#### Dataset records:
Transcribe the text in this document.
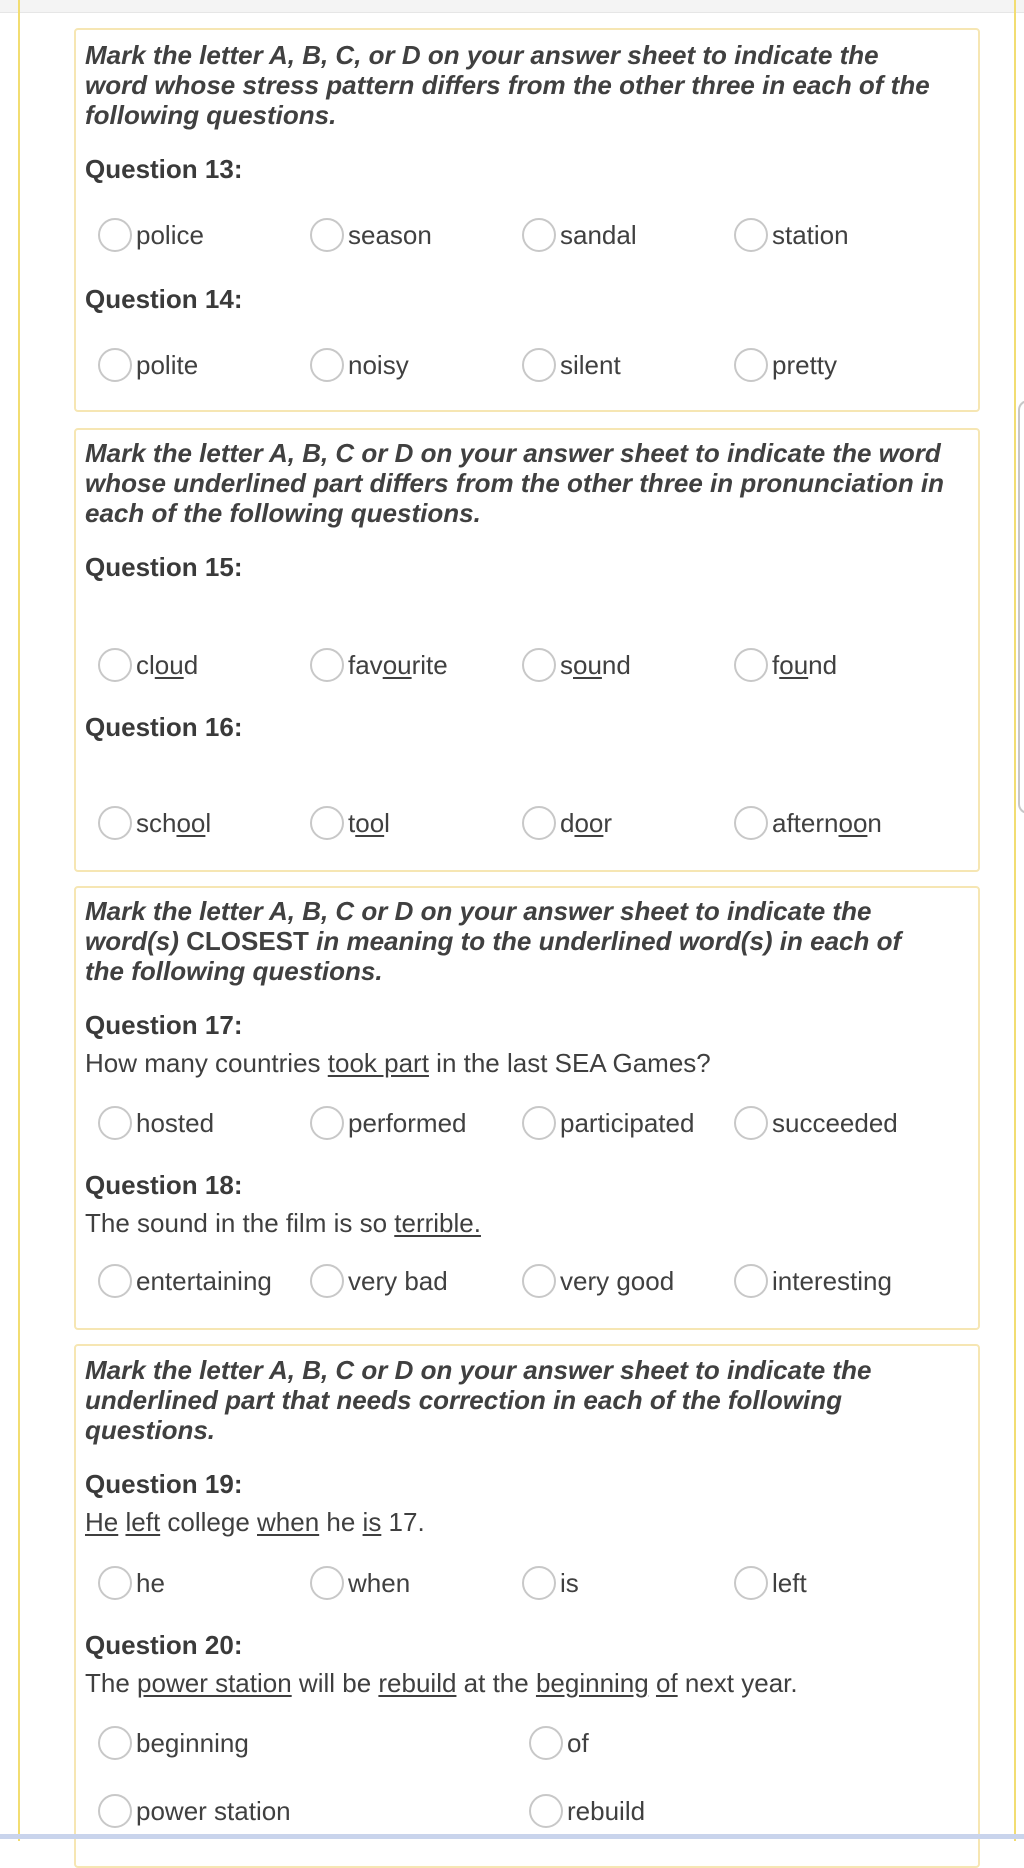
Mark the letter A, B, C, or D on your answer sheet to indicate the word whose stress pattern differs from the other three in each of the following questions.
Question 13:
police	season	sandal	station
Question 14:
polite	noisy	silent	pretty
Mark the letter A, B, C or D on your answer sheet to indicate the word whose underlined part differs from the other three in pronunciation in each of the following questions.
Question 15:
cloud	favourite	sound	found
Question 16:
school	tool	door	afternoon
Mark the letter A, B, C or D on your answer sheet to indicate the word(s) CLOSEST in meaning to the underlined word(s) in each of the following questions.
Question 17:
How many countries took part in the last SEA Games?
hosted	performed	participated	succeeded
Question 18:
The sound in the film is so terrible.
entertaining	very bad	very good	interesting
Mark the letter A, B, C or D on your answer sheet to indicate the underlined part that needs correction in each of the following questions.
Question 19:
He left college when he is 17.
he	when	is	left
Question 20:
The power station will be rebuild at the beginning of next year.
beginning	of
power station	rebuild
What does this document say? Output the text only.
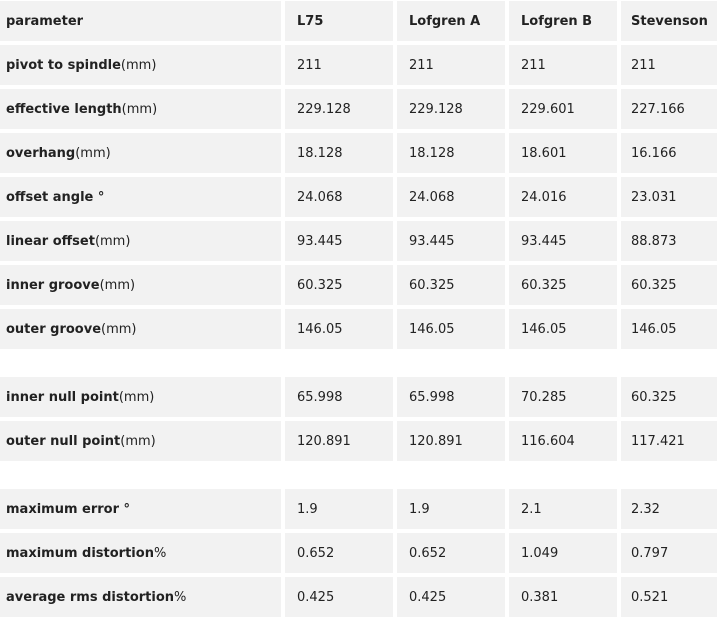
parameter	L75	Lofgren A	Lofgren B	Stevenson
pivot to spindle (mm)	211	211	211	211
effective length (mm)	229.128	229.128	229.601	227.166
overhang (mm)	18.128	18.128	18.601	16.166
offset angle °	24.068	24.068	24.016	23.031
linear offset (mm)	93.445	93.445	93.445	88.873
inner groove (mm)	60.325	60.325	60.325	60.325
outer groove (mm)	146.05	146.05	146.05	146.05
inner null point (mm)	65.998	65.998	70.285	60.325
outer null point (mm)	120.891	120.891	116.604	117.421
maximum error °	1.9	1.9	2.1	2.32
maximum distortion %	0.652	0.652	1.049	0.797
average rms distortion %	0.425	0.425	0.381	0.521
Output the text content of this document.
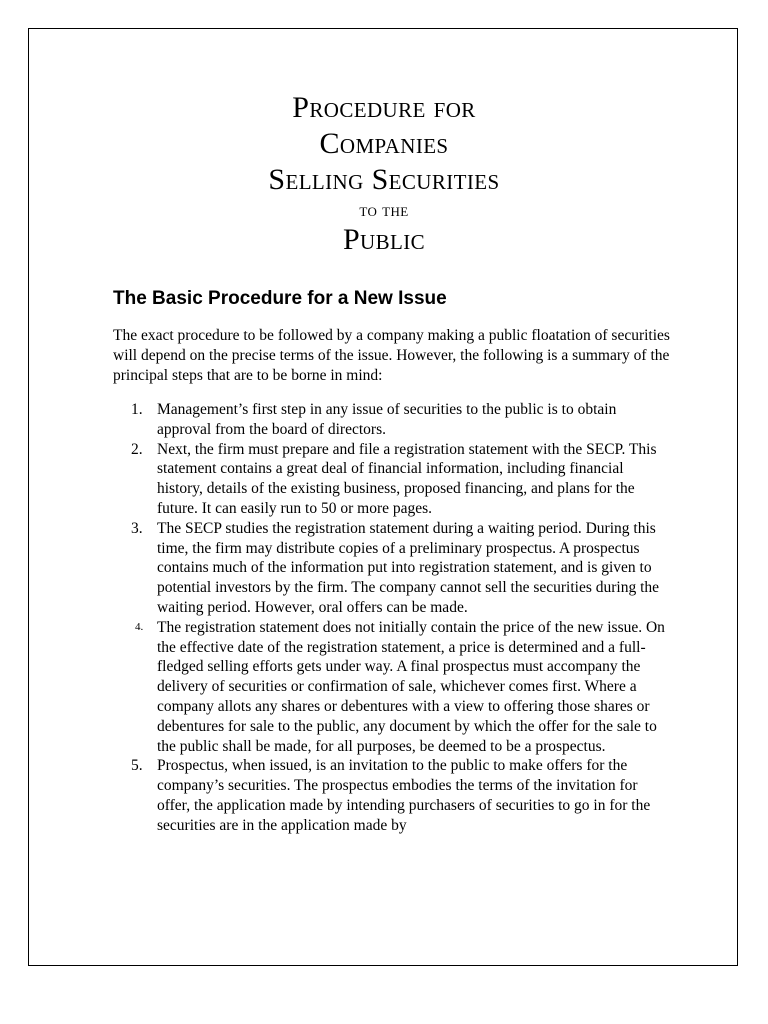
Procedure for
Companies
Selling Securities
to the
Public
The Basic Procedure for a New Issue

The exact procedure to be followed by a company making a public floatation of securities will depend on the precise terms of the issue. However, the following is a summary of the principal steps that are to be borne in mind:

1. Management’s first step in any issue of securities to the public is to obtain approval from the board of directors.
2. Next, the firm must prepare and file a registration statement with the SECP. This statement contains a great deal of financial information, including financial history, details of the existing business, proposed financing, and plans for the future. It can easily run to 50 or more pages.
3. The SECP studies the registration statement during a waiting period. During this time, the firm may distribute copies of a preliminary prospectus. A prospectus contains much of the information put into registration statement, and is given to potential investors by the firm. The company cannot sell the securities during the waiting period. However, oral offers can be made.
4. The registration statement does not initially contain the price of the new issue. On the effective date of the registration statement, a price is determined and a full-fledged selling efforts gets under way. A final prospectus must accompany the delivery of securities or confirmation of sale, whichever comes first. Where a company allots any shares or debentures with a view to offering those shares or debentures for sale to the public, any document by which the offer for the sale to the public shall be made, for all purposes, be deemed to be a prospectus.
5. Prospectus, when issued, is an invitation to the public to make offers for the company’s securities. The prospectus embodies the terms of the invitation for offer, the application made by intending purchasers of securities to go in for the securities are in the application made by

#### GOAL OF THE EXERCISE:
Retype the data above exactly; pictures are not part of the copy.

#### RESPONSE BELOW:
Transcribe the text in this document.
Mark the letter A, B, C, or D on your answer sheet to indicate the word whose stress pattern differs from the other three in each of the following questions.
Question 13:
police	season	sandal	station
Question 14:
polite	noisy	silent	pretty
Mark the letter A, B, C or D on your answer sheet to indicate the word whose underlined part differs from the other three in pronunciation in each of the following questions.
Question 15:
cloud	favourite	sound	found
Question 16:
school	tool	door	afternoon
Mark the letter A, B, C or D on your answer sheet to indicate the word(s) CLOSEST in meaning to the underlined word(s) in each of the following questions.
Question 17:
How many countries took part in the last SEA Games?
hosted	performed	participated	succeeded
Question 18:
The sound in the film is so terrible.
entertaining	very bad	very good	interesting
Mark the letter A, B, C or D on your answer sheet to indicate the underlined part that needs correction in each of the following questions.
Question 19:
He left college when he is 17.
he	when	is	left
Question 20:
The power station will be rebuild at the beginning of next year.
beginning	of
power station	rebuild
What does this document say? Output the text only.
parameter	L75	Lofgren A	Lofgren B	Stevenson
pivot to spindle (mm)	211	211	211	211
effective length (mm)	229.128	229.128	229.601	227.166
overhang (mm)	18.128	18.128	18.601	16.166
offset angle °	24.068	24.068	24.016	23.031
linear offset (mm)	93.445	93.445	93.445	88.873
inner groove (mm)	60.325	60.325	60.325	60.325
outer groove (mm)	146.05	146.05	146.05	146.05
inner null point (mm)	65.998	65.998	70.285	60.325
outer null point (mm)	120.891	120.891	116.604	117.421
maximum error °	1.9	1.9	2.1	2.32
maximum distortion %	0.652	0.652	1.049	0.797
average rms distortion %	0.425	0.425	0.381	0.521
Output the text content of this document.
Procedure for
Companies
Selling Securities
to the
Public
The Basic Procedure for a New Issue

The exact procedure to be followed by a company making a public floatation of securities will depend on the precise terms of the issue. However, the following is a summary of the principal steps that are to be borne in mind:

1. Management’s first step in any issue of securities to the public is to obtain approval from the board of directors.
2. Next, the firm must prepare and file a registration statement with the SECP. This statement contains a great deal of financial information, including financial history, details of the existing business, proposed financing, and plans for the future. It can easily run to 50 or more pages.
3. The SECP studies the registration statement during a waiting period. During this time, the firm may distribute copies of a preliminary prospectus. A prospectus contains much of the information put into registration statement, and is given to potential investors by the firm. The company cannot sell the securities during the waiting period. However, oral offers can be made.
4. The registration statement does not initially contain the price of the new issue. On the effective date of the registration statement, a price is determined and a full-fledged selling efforts gets under way. A final prospectus must accompany the delivery of securities or confirmation of sale, whichever comes first. Where a company allots any shares or debentures with a view to offering those shares or debentures for sale to the public, any document by which the offer for the sale to the public shall be made, for all purposes, be deemed to be a prospectus.
5. Prospectus, when issued, is an invitation to the public to make offers for the company’s securities. The prospectus embodies the terms of the invitation for offer, the application made by intending purchasers of securities to go in for the securities are in the application made by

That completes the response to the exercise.